Data entries
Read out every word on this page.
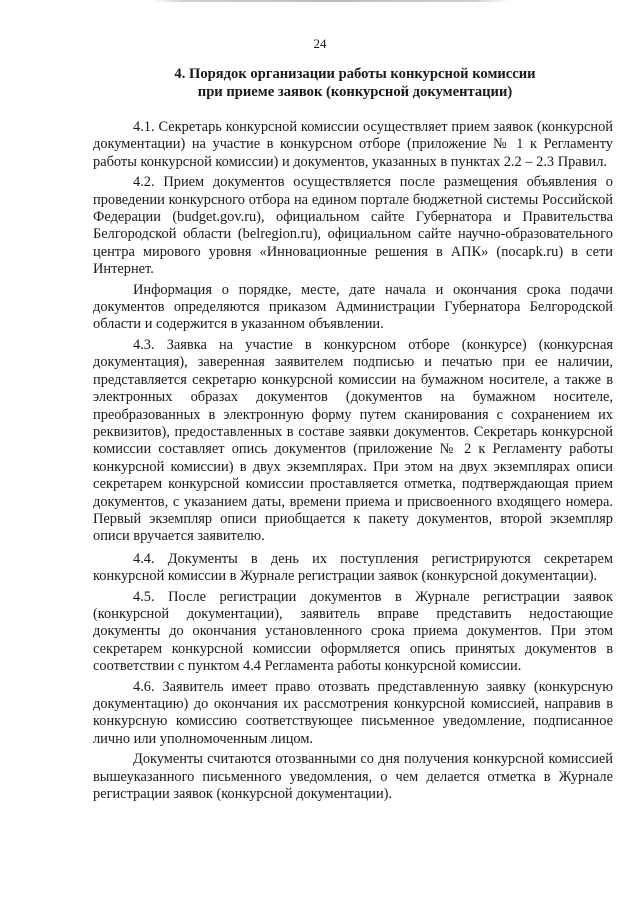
24
4. Порядок организации работы конкурсной комиссии
при приеме заявок (конкурсной документации)

4.1. Секретарь конкурсной комиссии осуществляет прием заявок (конкурсной документации) на участие в конкурсном отборе (приложение № 1 к Регламенту работы конкурсной комиссии) и документов, указанных в пунктах 2.2 – 2.3 Правил.

4.2. Прием документов осуществляется после размещения объявления о проведении конкурсного отбора на едином портале бюджетной системы Российской Федерации (budget.gov.ru), официальном сайте Губернатора и Правительства Белгородской области (belregion.ru), официальном сайте научно-образовательного центра мирового уровня «Инновационные решения в АПК» (nocapk.ru) в сети Интернет.

Информация о порядке, месте, дате начала и окончания срока подачи документов определяются приказом Администрации Губернатора Белгородской области и содержится в указанном объявлении.

4.3. Заявка на участие в конкурсном отборе (конкурсе) (конкурсная документация), заверенная заявителем подписью и печатью при ее наличии, представляется секретарю конкурсной комиссии на бумажном носителе, а также в электронных образах документов (документов на бумажном носителе, преобразованных в электронную форму путем сканирования с сохранением их реквизитов), предоставленных в составе заявки документов. Секретарь конкурсной комиссии составляет опись документов (приложение № 2 к Регламенту работы конкурсной комиссии) в двух экземплярах. При этом на двух экземплярах описи секретарем конкурсной комиссии проставляется отметка, подтверждающая прием документов, с указанием даты, времени приема и присвоенного входящего номера. Первый экземпляр описи приобщается к пакету документов, второй экземпляр описи вручается заявителю.

4.4. Документы в день их поступления регистрируются секретарем конкурсной комиссии в Журнале регистрации заявок (конкурсной документации).

4.5. После регистрации документов в Журнале регистрации заявок (конкурсной документации), заявитель вправе представить недостающие документы до окончания установленного срока приема документов. При этом секретарем конкурсной комиссии оформляется опись принятых документов в соответствии с пунктом 4.4 Регламента работы конкурсной комиссии.

4.6. Заявитель имеет право отозвать представленную заявку (конкурсную документацию) до окончания их рассмотрения конкурсной комиссией, направив в конкурсную комиссию соответствующее письменное уведомление, подписанное лично или уполномоченным лицом.

Документы считаются отозванными со дня получения конкурсной комиссией вышеуказанного письменного уведомления, о чем делается отметка в Журнале регистрации заявок (конкурсной документации).
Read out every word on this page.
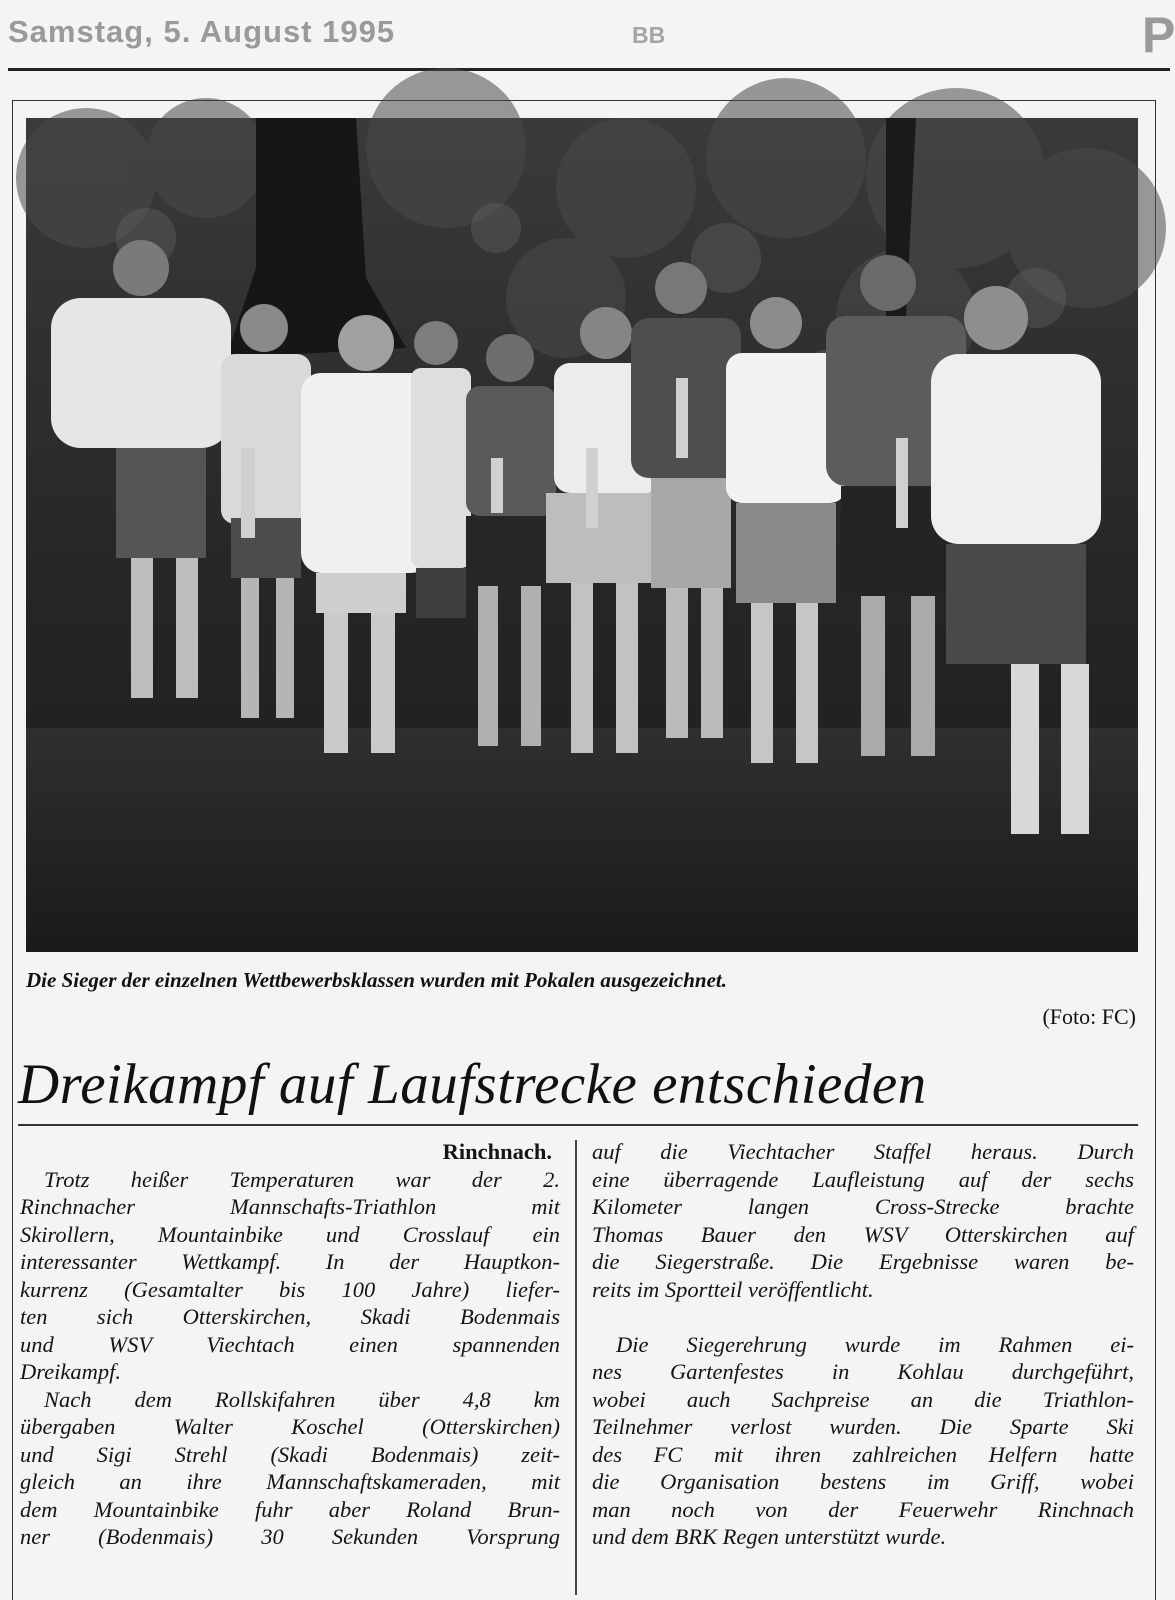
Samstag, 5. August 1995	BB	P
Die Sieger der einzelnen Wettbewerbsklassen wurden mit Pokalen ausgezeichnet.
(Foto: FC)
Dreikampf auf Laufstrecke entschieden
Rinchnach.
Trotz heißer Temperaturen war der 2.
Rinchnacher Mannschafts-Triathlon mit
Skirollern, Mountainbike und Crosslauf ein
interessanter Wettkampf. In der Hauptkon-
kurrenz (Gesamtalter bis 100 Jahre) liefer-
ten sich Otterskirchen, Skadi Bodenmais
und WSV Viechtach einen spannenden
Dreikampf.
Nach dem Rollskifahren über 4,8 km
übergaben Walter Koschel (Otterskirchen)
und Sigi Strehl (Skadi Bodenmais) zeit-
gleich an ihre Mannschaftskameraden, mit
dem Mountainbike fuhr aber Roland Brun-
ner (Bodenmais) 30 Sekunden Vorsprung
auf die Viechtacher Staffel heraus. Durch
eine überragende Laufleistung auf der sechs
Kilometer langen Cross-Strecke brachte
Thomas Bauer den WSV Otterskirchen auf
die Siegerstraße. Die Ergebnisse waren be-
reits im Sportteil veröffentlicht.
Die Siegerehrung wurde im Rahmen ei-
nes Gartenfestes in Kohlau durchgeführt,
wobei auch Sachpreise an die Triathlon-
Teilnehmer verlost wurden. Die Sparte Ski
des FC mit ihren zahlreichen Helfern hatte
die Organisation bestens im Griff, wobei
man noch von der Feuerwehr Rinchnach
und dem BRK Regen unterstützt wurde.
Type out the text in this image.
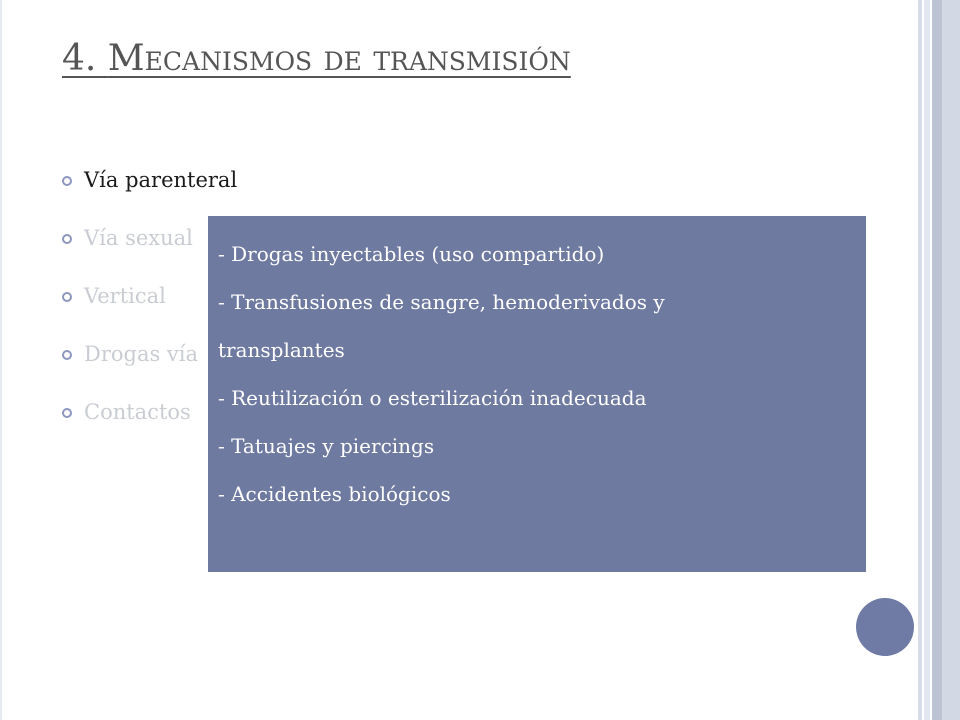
4. Mecanismos de transmisión
Vía parenteral
Vía sexual
Vertical
Drogas vía
Contactos

- Drogas inyectables (uso compartido)

- Transfusiones de sangre, hemoderivados y

transplantes

- Reutilización o esterilización inadecuada

- Tatuajes y piercings

- Accidentes biológicos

Stated goal:
Keep only those lines of the records that hold "этом", and return them.

Task solution:
4.3. Заявка на участие в конкурсном отборе (конкурсе) (конкурсная документация), заверенная заявителем подписью и печатью при ее наличии, представляется секретарю конкурсной комиссии на бумажном носителе, а также в электронных образах документов (документов на бумажном носителе, преобразованных в электронную форму путем сканирования с сохранением их реквизитов), предоставленных в составе заявки документов. Секретарь конкурсной комиссии составляет опись документов (приложение № 2 к Регламенту работы конкурсной комиссии) в двух экземплярах. При этом на двух экземплярах описи секретарем конкурсной комиссии проставляется отметка, подтверждающая прием документов, с указанием даты, времени приема и присвоенного входящего номера. Первый экземпляр описи приобщается к пакету документов, второй экземпляр описи вручается заявителю.
4.5. После регистрации документов в Журнале регистрации заявок (конкурсной документации), заявитель вправе представить недостающие документы до окончания установленного срока приема документов. При этом секретарем конкурсной комиссии оформляется опись принятых документов в соответствии с пунктом 4.4 Регламента работы конкурсной комиссии.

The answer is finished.